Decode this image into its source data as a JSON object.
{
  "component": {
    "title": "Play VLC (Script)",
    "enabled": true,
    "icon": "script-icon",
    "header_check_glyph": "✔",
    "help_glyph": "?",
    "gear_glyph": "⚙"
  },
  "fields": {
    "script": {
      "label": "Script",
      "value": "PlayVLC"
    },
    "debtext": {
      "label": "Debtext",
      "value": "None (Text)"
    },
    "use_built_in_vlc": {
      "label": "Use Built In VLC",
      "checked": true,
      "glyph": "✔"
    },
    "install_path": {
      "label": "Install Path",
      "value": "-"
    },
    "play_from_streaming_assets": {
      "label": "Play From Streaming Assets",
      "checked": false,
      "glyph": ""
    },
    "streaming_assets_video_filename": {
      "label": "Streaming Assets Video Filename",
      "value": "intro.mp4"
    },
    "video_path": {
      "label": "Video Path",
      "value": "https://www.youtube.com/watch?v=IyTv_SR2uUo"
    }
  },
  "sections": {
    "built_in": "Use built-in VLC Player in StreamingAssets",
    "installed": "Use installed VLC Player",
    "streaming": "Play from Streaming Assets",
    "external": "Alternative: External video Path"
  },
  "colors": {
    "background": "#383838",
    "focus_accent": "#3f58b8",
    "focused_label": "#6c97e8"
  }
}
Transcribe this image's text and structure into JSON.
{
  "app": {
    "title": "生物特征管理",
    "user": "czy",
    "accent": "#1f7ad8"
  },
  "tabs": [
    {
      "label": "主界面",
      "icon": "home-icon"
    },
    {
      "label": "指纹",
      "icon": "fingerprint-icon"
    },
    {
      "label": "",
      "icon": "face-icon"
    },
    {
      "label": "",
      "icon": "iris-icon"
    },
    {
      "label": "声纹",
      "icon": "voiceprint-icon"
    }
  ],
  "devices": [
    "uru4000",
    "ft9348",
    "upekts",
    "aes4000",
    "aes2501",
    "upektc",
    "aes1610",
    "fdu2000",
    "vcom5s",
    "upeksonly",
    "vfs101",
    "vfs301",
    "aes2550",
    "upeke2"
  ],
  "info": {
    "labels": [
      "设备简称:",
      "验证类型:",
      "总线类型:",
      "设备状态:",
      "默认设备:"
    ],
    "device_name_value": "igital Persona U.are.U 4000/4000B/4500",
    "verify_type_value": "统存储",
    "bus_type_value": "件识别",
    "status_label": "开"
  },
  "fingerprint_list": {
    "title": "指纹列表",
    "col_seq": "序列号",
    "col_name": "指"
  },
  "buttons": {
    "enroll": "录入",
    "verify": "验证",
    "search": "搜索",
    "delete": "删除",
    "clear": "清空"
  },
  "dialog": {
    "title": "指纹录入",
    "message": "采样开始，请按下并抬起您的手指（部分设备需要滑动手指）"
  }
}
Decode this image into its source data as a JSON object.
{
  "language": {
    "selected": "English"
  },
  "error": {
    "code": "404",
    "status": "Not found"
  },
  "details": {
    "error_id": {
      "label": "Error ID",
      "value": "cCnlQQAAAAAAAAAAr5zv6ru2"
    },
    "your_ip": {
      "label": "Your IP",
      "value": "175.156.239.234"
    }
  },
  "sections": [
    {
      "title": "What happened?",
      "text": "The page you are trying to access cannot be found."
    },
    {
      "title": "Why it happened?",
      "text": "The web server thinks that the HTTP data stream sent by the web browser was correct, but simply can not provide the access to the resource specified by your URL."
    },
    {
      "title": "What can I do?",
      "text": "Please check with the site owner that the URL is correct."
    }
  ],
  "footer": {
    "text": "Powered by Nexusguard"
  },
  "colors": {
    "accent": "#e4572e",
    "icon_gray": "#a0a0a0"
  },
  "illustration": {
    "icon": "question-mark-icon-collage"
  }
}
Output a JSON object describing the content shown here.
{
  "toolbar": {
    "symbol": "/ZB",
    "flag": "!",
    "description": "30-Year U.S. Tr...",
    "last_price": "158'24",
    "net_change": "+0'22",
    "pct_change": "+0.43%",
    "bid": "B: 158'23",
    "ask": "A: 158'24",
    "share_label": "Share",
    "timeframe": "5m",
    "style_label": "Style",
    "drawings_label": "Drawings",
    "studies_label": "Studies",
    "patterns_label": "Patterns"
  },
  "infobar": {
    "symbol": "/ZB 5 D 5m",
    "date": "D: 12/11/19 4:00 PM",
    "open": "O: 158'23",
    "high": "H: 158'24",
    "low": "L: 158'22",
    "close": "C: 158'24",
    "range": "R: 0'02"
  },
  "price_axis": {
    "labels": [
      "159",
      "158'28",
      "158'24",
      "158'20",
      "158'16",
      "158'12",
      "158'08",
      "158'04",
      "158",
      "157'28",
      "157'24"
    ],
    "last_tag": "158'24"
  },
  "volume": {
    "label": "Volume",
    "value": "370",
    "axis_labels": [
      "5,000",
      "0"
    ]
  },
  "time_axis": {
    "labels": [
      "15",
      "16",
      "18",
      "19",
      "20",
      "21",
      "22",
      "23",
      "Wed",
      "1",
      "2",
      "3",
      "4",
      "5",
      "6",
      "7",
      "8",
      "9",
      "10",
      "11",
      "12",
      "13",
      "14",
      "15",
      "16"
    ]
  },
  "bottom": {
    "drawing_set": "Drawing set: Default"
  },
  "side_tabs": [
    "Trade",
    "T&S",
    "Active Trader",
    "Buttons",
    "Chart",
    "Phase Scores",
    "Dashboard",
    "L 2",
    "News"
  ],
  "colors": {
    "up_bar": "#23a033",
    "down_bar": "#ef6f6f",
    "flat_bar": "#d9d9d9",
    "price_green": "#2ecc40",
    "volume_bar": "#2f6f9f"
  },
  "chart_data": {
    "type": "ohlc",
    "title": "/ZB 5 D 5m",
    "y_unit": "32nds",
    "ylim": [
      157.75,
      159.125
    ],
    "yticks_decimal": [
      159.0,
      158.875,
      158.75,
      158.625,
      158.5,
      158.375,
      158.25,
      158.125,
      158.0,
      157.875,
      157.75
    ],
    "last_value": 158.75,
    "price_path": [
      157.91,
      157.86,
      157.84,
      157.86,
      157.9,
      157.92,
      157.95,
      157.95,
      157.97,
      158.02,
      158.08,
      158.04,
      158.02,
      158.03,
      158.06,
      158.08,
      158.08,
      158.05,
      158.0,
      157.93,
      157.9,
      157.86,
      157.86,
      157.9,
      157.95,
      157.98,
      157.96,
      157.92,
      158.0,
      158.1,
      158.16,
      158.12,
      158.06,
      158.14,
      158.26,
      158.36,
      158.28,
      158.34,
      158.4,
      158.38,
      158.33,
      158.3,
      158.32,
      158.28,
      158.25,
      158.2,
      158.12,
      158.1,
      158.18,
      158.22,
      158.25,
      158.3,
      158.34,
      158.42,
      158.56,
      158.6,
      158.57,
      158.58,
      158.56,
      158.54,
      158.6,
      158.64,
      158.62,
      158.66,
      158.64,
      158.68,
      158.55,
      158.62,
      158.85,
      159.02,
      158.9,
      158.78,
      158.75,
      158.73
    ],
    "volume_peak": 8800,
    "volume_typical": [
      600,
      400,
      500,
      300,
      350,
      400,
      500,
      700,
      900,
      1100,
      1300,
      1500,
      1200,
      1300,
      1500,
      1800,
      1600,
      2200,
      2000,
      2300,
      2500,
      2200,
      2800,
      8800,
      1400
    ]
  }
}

· · · · · · ·

[Do this] Using the listing, collect all lines in which the string "happened" is found.

[Answer below]
      "title": "What happened?",
      "title": "Why it happened?",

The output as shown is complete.